What the exercise asks: From the listing below, pull each line that includes "местного".
━━━━━ Task input ━━━━━
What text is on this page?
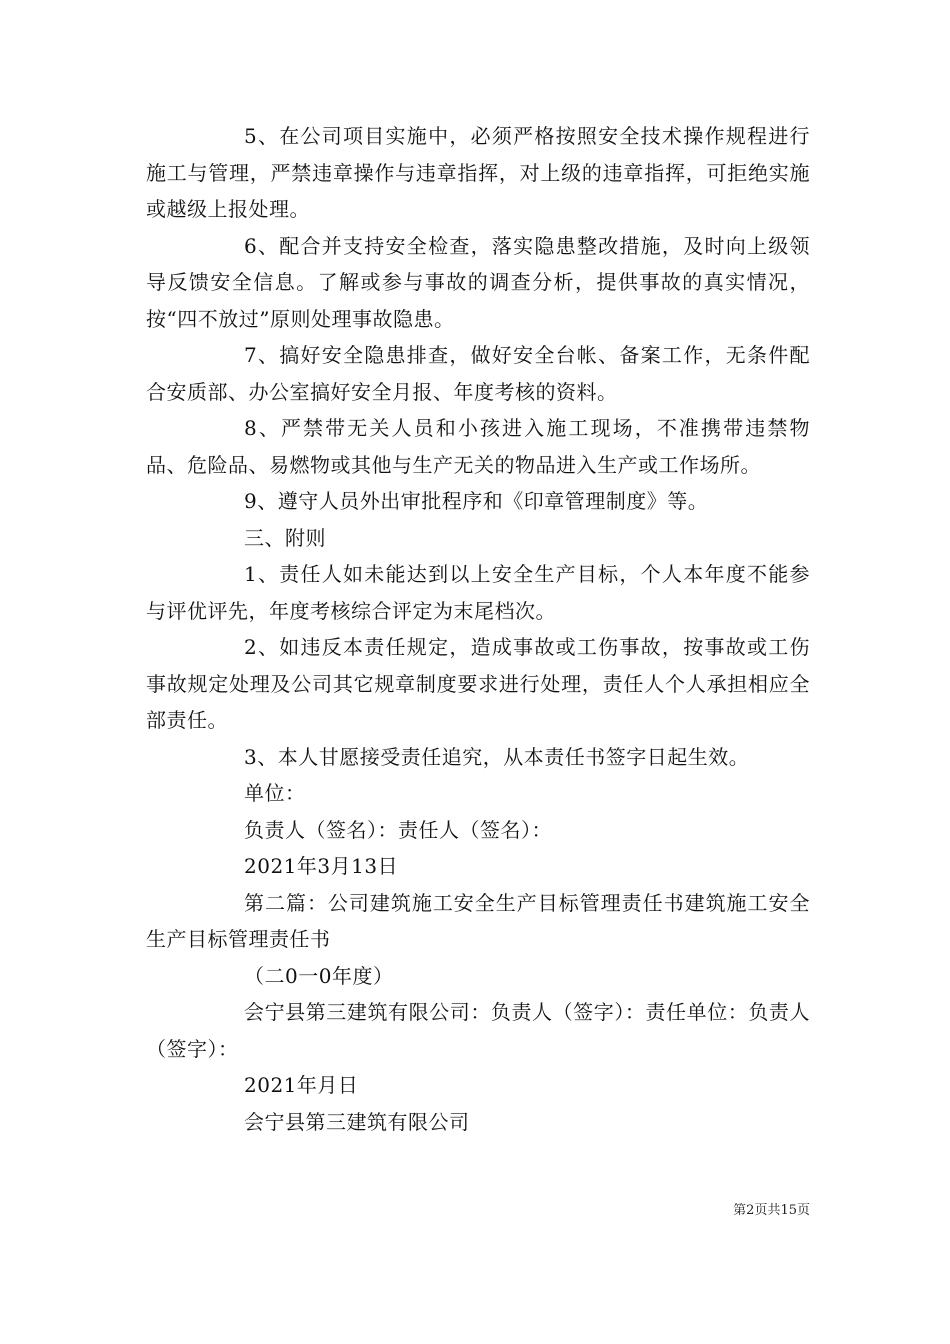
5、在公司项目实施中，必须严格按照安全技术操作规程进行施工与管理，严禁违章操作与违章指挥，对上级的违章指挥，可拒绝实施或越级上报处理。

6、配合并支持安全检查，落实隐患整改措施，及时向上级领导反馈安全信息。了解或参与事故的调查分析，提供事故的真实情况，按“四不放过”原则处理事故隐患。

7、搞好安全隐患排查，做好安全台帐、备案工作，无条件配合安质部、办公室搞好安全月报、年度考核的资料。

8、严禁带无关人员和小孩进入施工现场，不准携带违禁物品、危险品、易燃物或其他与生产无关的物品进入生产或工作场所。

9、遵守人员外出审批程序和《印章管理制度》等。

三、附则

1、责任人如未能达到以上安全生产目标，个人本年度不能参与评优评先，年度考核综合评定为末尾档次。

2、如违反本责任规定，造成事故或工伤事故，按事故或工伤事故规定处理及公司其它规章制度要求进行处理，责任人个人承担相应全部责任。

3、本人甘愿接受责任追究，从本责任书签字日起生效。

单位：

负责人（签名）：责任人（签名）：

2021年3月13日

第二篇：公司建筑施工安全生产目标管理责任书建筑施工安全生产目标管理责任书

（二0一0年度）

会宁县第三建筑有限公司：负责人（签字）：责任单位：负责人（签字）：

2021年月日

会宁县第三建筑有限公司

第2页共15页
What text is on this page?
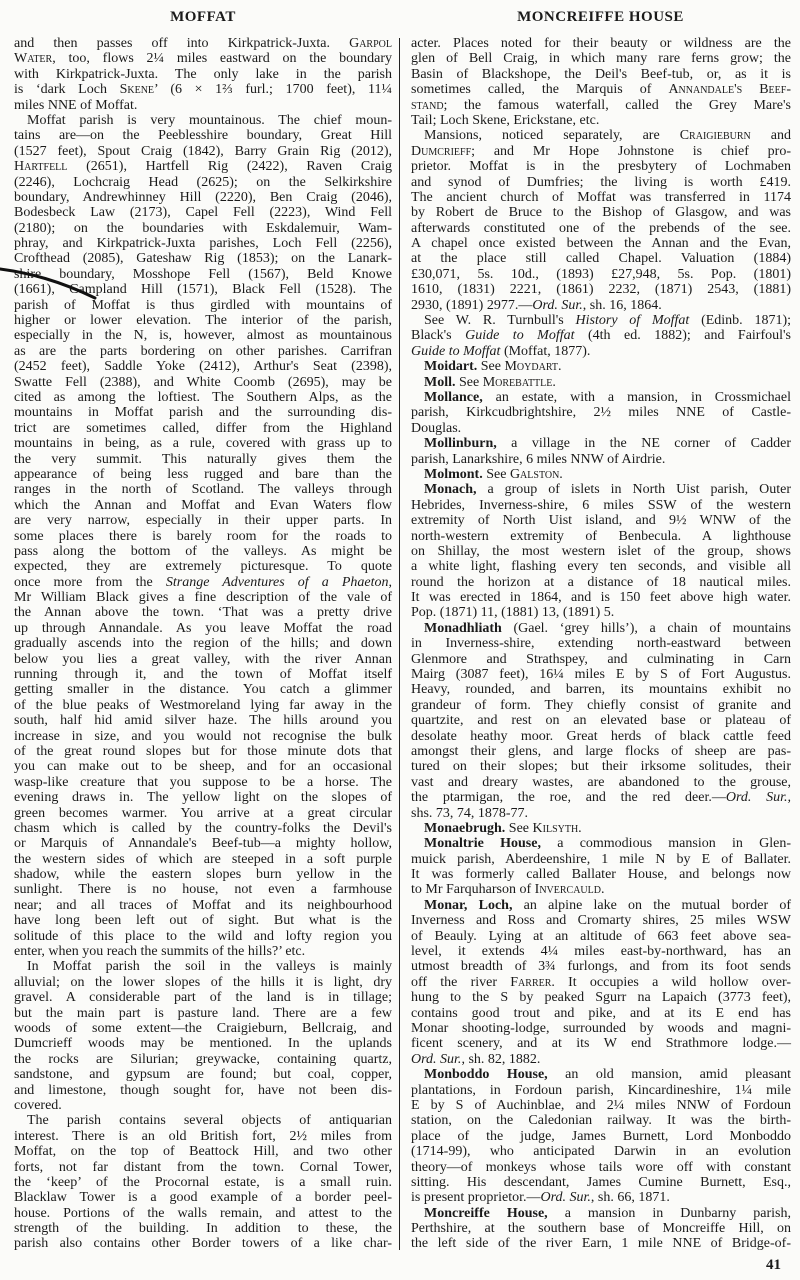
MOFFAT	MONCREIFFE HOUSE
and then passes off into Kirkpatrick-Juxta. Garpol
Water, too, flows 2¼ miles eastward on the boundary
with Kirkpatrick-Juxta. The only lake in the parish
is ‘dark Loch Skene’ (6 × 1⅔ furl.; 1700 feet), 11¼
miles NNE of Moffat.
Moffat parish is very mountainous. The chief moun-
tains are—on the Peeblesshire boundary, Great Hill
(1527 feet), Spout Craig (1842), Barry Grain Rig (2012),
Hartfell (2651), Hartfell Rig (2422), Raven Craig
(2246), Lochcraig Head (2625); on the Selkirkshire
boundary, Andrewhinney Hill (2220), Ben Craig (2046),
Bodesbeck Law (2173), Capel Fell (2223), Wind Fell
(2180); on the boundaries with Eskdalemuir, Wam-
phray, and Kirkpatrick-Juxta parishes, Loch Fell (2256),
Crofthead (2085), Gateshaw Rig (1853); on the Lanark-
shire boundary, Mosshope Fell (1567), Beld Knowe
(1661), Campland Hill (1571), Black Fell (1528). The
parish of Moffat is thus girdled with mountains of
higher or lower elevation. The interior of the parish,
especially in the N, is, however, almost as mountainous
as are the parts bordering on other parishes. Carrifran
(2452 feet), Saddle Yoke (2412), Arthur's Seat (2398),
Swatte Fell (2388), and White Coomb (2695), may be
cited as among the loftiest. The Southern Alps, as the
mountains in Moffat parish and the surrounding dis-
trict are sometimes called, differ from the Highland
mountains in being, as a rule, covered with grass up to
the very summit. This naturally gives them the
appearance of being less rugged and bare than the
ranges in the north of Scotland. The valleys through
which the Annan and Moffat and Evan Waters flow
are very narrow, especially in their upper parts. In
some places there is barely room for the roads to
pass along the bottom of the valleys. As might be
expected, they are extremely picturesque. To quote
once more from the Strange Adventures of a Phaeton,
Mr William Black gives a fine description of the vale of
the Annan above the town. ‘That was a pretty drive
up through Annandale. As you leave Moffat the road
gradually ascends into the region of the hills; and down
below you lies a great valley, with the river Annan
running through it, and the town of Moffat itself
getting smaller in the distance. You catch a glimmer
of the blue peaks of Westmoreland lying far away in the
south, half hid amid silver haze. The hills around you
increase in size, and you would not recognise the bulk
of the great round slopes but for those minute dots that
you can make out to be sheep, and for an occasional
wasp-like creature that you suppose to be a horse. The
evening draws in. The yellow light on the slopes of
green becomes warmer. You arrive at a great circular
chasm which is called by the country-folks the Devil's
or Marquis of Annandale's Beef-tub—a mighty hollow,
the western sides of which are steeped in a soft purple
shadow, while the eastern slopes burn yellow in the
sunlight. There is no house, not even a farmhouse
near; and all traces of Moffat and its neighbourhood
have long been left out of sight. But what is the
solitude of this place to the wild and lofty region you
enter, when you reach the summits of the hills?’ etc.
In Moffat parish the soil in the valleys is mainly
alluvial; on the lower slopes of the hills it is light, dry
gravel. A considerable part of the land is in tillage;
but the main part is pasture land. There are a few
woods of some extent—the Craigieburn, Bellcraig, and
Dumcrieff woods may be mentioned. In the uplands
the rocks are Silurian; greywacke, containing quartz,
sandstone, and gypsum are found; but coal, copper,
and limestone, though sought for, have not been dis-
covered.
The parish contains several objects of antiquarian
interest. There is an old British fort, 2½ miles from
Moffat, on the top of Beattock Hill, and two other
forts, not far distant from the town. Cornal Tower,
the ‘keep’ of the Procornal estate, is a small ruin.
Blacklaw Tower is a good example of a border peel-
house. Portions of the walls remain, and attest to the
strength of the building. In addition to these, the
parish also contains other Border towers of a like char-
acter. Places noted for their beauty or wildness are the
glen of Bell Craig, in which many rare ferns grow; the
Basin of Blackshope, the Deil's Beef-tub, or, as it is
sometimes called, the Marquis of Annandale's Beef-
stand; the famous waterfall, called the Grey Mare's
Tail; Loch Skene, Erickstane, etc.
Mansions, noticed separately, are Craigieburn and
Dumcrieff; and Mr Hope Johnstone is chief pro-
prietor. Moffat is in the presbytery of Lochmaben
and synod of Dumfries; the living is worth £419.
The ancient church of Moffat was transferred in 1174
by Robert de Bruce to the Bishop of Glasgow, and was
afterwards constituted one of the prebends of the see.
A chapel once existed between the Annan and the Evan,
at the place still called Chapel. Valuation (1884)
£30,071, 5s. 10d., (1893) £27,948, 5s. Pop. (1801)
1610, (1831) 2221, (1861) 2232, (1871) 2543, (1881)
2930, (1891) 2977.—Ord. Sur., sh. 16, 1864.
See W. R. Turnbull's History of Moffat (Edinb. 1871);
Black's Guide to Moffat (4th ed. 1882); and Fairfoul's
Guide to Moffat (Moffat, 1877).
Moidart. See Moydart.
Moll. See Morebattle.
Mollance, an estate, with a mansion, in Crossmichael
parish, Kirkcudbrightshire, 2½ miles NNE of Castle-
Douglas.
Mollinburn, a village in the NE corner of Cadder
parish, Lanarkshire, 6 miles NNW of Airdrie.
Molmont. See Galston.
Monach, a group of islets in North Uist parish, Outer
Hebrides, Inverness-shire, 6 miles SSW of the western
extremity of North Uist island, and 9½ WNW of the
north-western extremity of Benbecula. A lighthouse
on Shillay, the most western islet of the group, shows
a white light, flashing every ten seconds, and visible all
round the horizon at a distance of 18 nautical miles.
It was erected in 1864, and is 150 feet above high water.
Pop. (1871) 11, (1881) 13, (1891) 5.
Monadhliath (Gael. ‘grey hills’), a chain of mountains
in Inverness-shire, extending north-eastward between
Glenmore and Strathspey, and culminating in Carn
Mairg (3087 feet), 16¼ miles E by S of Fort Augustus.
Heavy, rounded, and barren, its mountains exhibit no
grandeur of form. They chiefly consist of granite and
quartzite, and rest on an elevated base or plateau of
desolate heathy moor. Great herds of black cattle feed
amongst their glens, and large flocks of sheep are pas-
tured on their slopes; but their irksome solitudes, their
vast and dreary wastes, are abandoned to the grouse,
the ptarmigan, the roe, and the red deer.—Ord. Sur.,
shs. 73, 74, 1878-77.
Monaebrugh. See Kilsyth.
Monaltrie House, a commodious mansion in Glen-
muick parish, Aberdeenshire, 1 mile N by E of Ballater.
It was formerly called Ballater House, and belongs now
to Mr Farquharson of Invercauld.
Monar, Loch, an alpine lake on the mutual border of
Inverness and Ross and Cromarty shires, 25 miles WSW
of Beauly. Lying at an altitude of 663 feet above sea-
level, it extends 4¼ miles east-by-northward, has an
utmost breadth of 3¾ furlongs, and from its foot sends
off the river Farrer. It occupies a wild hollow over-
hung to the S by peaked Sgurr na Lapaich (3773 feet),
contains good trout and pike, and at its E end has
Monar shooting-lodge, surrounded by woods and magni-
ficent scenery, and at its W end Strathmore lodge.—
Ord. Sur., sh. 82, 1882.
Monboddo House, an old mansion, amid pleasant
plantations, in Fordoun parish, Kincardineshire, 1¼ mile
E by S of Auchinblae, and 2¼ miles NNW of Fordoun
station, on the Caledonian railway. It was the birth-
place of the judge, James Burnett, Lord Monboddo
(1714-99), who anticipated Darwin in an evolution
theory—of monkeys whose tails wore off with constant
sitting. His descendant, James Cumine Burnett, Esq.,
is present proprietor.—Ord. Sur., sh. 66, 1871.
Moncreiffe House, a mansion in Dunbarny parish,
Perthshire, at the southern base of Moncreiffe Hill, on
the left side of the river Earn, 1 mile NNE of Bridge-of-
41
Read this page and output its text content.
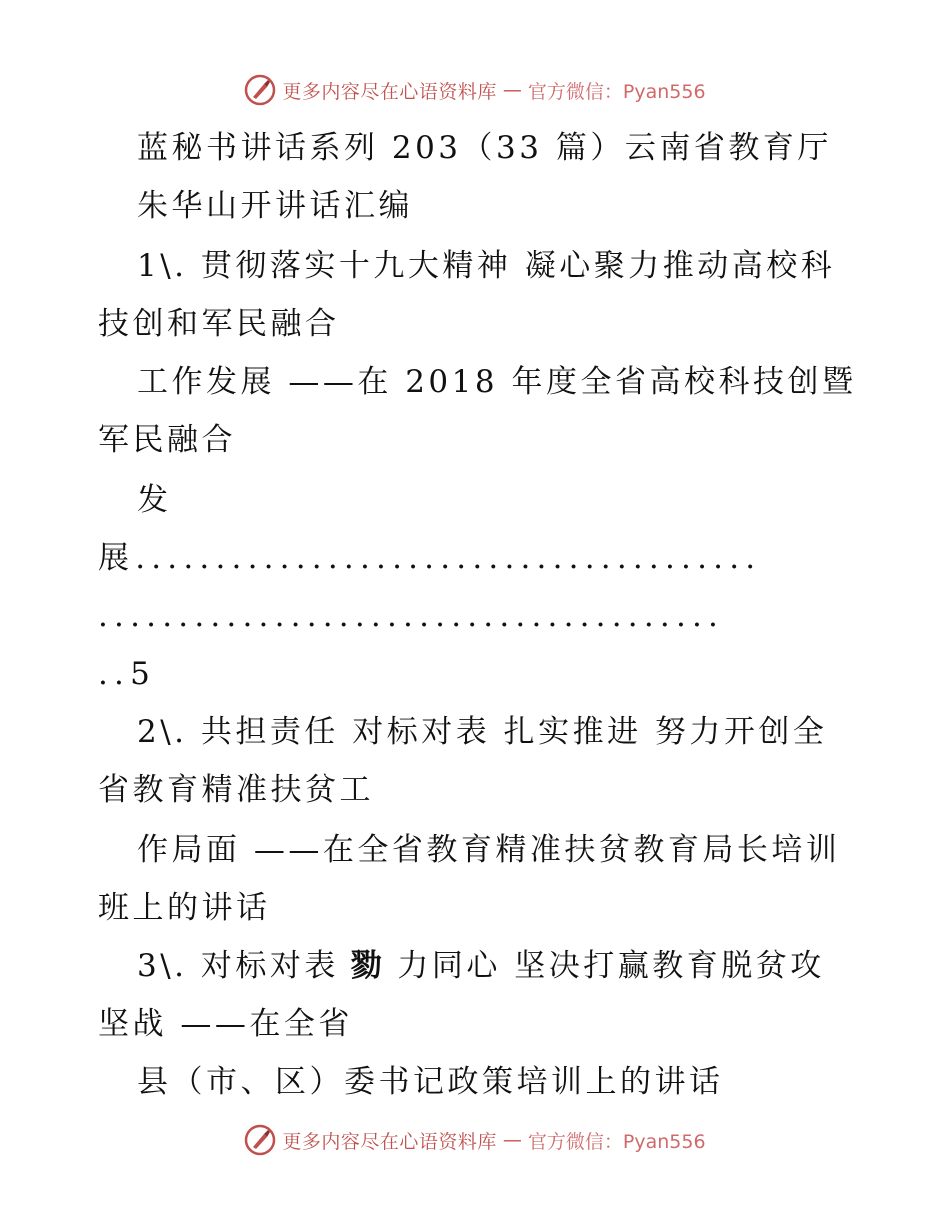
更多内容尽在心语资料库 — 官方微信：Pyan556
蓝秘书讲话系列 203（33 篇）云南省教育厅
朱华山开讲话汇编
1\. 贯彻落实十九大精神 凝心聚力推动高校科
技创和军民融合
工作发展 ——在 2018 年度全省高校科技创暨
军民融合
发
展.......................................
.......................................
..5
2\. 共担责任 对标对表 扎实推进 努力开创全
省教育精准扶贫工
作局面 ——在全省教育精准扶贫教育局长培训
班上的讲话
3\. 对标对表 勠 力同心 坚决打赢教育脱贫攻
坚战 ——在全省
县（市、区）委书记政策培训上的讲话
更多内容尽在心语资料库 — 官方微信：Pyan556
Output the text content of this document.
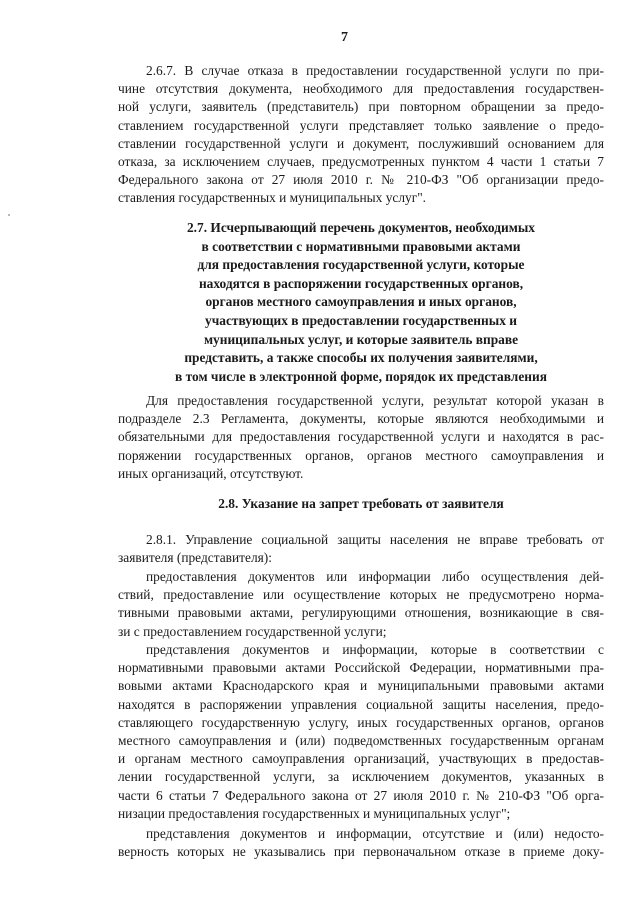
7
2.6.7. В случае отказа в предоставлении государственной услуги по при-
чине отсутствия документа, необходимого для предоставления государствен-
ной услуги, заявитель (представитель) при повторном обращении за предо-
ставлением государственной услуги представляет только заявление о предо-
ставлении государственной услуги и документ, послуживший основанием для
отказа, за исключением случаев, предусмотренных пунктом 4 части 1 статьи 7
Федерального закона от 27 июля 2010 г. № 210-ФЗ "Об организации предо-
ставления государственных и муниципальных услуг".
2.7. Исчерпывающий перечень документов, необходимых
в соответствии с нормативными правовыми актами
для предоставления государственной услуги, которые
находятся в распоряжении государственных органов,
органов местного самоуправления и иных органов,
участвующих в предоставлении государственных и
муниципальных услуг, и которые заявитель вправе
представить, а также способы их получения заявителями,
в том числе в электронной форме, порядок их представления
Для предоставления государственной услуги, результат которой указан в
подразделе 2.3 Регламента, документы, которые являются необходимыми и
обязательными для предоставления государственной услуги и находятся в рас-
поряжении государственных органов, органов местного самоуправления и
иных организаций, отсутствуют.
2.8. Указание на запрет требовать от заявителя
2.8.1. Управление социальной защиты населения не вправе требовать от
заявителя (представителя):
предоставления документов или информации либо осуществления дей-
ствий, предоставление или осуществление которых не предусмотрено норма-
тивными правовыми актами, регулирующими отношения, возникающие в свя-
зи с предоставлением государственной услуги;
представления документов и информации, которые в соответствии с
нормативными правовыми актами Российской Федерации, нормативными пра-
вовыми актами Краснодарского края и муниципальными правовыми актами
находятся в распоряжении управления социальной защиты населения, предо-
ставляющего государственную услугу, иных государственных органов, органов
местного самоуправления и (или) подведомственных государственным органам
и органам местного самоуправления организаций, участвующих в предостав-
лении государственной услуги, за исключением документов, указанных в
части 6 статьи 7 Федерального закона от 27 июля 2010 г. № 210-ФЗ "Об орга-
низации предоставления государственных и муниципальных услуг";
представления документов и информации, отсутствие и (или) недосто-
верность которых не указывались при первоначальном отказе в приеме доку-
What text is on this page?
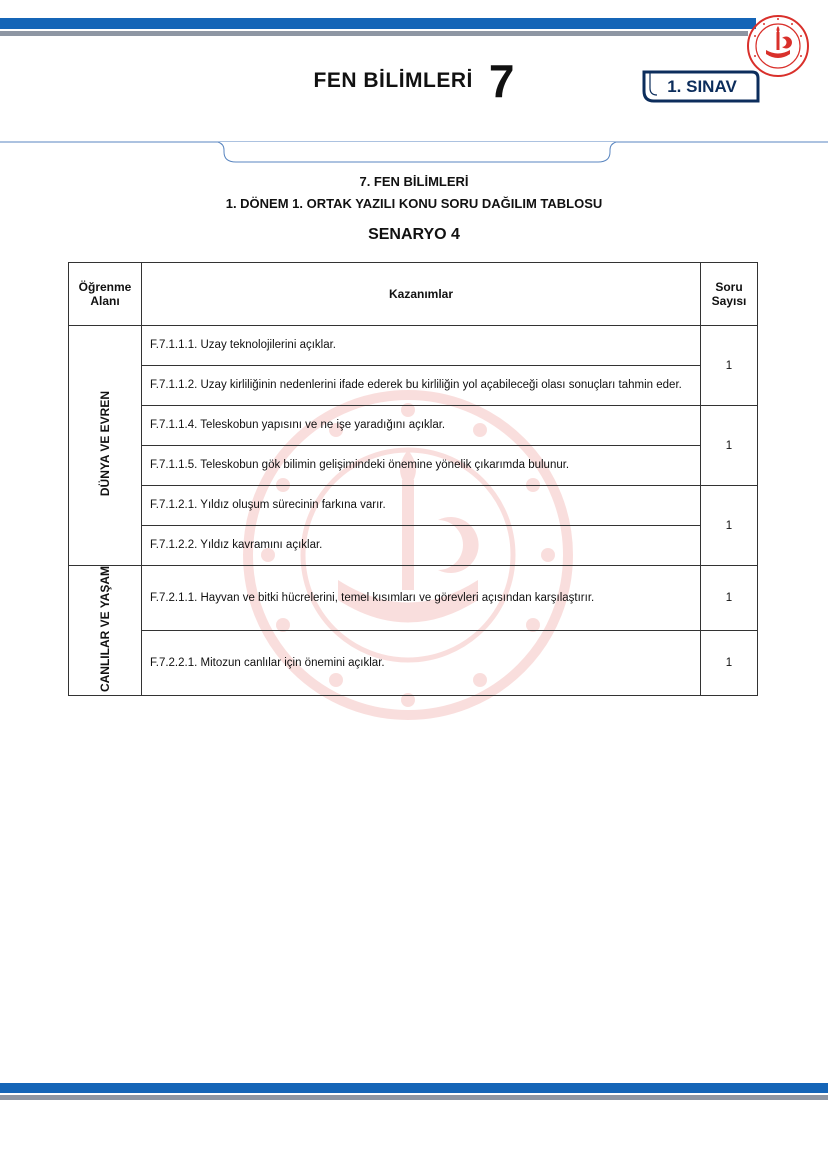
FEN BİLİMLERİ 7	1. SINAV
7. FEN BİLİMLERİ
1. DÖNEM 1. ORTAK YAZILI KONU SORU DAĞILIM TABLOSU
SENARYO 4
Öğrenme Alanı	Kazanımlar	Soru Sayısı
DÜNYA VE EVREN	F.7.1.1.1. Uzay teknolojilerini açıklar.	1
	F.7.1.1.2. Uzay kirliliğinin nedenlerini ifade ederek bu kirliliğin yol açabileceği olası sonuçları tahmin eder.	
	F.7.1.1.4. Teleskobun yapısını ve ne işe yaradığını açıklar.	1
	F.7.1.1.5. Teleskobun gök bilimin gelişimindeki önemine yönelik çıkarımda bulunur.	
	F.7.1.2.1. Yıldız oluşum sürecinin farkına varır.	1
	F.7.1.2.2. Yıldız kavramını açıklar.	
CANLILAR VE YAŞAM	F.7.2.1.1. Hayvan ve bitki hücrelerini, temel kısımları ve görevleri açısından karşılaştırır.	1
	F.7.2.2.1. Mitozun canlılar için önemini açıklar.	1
━━━━━
Finished answer:
органов местного самоуправления и иных органов,
поряжении государственных органов, органов местного самоуправления и
местного самоуправления и (или) подведомственных государственным органам
и органам местного самоуправления организаций, участвующих в предостав-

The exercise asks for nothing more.